**Aim**
Search the material for the word "oxygène" and copy each line that holds it.

---------- Supplied data ----------

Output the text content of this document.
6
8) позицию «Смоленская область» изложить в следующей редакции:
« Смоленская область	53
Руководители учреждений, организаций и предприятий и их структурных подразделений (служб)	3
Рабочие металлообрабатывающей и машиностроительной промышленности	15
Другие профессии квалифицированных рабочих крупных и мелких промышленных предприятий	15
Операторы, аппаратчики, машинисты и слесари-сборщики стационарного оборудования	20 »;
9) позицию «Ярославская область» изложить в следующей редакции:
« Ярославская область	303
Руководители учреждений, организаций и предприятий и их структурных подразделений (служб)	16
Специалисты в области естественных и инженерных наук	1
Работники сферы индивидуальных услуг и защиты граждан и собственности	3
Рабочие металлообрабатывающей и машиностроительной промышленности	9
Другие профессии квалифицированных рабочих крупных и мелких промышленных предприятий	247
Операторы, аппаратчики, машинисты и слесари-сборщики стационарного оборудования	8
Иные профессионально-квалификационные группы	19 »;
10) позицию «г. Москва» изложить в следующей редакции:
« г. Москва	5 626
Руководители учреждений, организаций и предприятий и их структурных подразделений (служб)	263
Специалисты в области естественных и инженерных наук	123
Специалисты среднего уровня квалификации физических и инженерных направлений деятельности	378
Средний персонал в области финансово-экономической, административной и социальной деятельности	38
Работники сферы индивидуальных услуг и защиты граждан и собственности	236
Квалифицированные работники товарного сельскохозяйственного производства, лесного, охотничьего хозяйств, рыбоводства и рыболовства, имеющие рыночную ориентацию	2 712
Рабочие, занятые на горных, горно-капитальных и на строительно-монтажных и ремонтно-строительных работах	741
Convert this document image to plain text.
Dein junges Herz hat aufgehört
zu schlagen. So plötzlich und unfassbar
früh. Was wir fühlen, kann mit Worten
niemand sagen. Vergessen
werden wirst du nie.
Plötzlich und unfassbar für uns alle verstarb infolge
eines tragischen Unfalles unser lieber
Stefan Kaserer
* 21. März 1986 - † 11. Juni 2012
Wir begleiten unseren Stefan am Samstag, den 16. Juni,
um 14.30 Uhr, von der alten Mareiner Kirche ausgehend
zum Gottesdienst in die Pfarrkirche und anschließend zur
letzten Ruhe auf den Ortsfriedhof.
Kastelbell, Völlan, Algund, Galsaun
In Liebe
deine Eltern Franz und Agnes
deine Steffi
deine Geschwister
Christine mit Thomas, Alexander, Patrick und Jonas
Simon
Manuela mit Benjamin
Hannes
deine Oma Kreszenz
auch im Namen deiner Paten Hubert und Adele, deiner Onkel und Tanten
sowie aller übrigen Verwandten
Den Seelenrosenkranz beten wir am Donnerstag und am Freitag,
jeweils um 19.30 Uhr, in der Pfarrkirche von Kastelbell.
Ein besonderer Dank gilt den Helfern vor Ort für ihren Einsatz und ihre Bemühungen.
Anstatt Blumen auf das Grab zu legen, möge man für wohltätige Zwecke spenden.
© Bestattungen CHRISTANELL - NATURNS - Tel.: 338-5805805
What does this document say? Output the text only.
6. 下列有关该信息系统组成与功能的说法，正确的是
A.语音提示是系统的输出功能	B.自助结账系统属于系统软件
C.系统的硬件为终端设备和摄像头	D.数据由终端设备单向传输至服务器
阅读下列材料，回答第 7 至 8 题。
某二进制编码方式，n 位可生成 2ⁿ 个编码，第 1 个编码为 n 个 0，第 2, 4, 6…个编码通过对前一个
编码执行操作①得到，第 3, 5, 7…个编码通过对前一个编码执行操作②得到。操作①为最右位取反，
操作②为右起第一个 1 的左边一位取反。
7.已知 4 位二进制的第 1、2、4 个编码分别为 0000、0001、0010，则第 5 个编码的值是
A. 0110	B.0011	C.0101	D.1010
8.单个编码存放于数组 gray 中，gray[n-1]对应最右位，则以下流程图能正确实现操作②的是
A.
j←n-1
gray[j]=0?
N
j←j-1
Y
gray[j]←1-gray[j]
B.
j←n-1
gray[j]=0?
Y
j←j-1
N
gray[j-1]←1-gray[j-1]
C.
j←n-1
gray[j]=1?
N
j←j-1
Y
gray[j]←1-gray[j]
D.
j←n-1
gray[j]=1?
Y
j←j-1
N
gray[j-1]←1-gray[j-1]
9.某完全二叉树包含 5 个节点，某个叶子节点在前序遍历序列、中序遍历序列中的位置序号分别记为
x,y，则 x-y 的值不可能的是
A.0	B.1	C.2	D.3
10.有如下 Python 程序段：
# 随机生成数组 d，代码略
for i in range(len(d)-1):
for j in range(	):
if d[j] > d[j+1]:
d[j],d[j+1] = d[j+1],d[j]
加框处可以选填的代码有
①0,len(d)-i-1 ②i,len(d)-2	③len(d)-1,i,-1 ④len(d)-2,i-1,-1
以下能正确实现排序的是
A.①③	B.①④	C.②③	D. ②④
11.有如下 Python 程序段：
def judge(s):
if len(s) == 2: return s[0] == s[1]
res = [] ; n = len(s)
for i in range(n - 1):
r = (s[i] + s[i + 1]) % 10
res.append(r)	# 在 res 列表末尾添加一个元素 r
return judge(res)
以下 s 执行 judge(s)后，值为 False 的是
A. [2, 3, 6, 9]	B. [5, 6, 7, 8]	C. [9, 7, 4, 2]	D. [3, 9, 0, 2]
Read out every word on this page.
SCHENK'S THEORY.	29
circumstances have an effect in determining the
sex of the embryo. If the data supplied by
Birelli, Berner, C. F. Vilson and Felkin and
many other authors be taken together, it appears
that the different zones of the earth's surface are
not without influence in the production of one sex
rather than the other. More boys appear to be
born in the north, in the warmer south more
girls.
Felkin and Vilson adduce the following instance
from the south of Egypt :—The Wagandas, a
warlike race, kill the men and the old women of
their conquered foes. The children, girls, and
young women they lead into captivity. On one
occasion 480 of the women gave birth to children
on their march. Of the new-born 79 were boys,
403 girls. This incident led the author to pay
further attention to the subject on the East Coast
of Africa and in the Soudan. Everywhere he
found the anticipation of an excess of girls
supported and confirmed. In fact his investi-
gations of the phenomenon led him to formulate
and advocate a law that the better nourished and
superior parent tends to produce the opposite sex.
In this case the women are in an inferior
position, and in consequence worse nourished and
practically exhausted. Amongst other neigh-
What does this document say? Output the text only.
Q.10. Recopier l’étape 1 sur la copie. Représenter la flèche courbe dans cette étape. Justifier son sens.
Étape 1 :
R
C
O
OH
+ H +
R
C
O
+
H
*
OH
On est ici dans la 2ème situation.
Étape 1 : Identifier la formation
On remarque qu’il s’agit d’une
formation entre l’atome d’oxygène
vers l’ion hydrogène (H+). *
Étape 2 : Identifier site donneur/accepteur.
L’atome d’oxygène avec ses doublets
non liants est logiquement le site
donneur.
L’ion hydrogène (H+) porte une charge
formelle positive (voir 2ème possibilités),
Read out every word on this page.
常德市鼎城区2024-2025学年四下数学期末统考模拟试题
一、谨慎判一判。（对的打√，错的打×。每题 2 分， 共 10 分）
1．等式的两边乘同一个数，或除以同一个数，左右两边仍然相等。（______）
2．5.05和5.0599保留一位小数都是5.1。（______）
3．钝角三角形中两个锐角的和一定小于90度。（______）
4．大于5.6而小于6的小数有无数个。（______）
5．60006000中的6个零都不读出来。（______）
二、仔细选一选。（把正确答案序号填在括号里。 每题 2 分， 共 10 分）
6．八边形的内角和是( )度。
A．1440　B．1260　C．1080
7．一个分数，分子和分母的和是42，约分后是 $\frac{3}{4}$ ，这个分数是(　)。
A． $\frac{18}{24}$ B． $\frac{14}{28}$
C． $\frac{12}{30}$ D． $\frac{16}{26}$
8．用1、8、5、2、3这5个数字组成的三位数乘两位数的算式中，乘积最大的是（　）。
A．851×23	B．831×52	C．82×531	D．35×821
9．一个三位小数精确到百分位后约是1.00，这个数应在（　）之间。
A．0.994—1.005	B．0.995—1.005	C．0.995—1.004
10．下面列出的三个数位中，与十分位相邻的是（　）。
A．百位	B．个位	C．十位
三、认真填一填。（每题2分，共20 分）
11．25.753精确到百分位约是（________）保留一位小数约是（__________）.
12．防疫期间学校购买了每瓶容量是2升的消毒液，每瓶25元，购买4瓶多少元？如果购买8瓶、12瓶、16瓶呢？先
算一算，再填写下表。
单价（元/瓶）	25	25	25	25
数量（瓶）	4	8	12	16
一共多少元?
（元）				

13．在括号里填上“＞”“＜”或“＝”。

----------

**Written answer**
formation entre l’atome d’oxygène
L’atome d’oxygène avec ses doublets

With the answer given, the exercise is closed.